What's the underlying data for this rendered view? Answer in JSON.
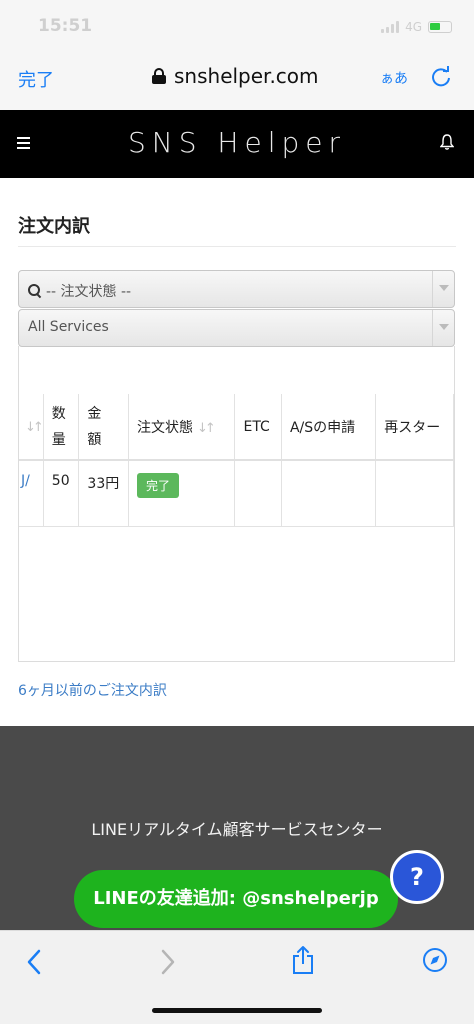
{
  "status": {
    "time": "15:51",
    "network": "4G"
  },
  "safari": {
    "done_label": "完了",
    "url": "snshelper.com",
    "aa_label": "ぁあ"
  },
  "header": {
    "title": "SNS Helper"
  },
  "page": {
    "title": "注文内訳"
  },
  "filters": {
    "status_select": "-- 注文状態 --",
    "service_select": "All Services"
  },
  "table": {
    "columns": [
      "数量",
      "金額",
      "注文状態",
      "ETC",
      "A/Sの申請",
      "再スター"
    ],
    "qty_header": [
      "数",
      "量"
    ],
    "amount_header": [
      "金",
      "額"
    ],
    "row": {
      "link_fragment": "J/",
      "qty": "50",
      "amount": "33円",
      "status": "完了"
    }
  },
  "history_link": "6ヶ月以前のご注文内訳",
  "footer": {
    "support_text": "LINEリアルタイム顧客サービスセンター",
    "line_button": "LINEの友達追加: @snshelperjp",
    "help_label": "?"
  },
  "colors": {
    "link": "#3b7cc6",
    "badge_green": "#5cb85c",
    "line_green": "#1eb31e",
    "help_blue": "#2a56d8",
    "ios_blue": "#1a7ef5"
  },
  "icons": [
    "lock-icon",
    "reload-icon",
    "menu-icon",
    "bell-icon",
    "search-icon",
    "sort-icon",
    "back-icon",
    "forward-icon",
    "share-icon",
    "compass-icon"
  ]
}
..........
Exclude the pictures. Write out the remaining data exactly.

### Problem solution
What's the underlying data for this rendered view? Answer in JSON.
{
  "status": {
    "time": "15:51",
    "network": "4G"
  },
  "safari": {
    "done_label": "完了",
    "url": "snshelper.com",
    "aa_label": "ぁあ"
  },
  "header": {
    "title": "SNS Helper"
  },
  "page": {
    "title": "注文内訳"
  },
  "filters": {
    "status_select": "-- 注文状態 --",
    "service_select": "All Services"
  },
  "table": {
    "columns": [
      "数量",
      "金額",
      "注文状態",
      "ETC",
      "A/Sの申請",
      "再スター"
    ],
    "qty_header": [
      "数",
      "量"
    ],
    "amount_header": [
      "金",
      "額"
    ],
    "row": {
      "link_fragment": "J/",
      "qty": "50",
      "amount": "33円",
      "status": "完了"
    }
  },
  "history_link": "6ヶ月以前のご注文内訳",
  "footer": {
    "support_text": "LINEリアルタイム顧客サービスセンター",
    "line_button": "LINEの友達追加: @snshelperjp",
    "help_label": "?"
  },
  "colors": {
    "link": "#3b7cc6",
    "badge_green": "#5cb85c",
    "line_green": "#1eb31e",
    "help_blue": "#2a56d8",
    "ios_blue": "#1a7ef5"
  },
  "icons": [
    "lock-icon",
    "reload-icon",
    "menu-icon",
    "bell-icon",
    "search-icon",
    "sort-icon",
    "back-icon",
    "forward-icon",
    "share-icon",
    "compass-icon"
  ]
}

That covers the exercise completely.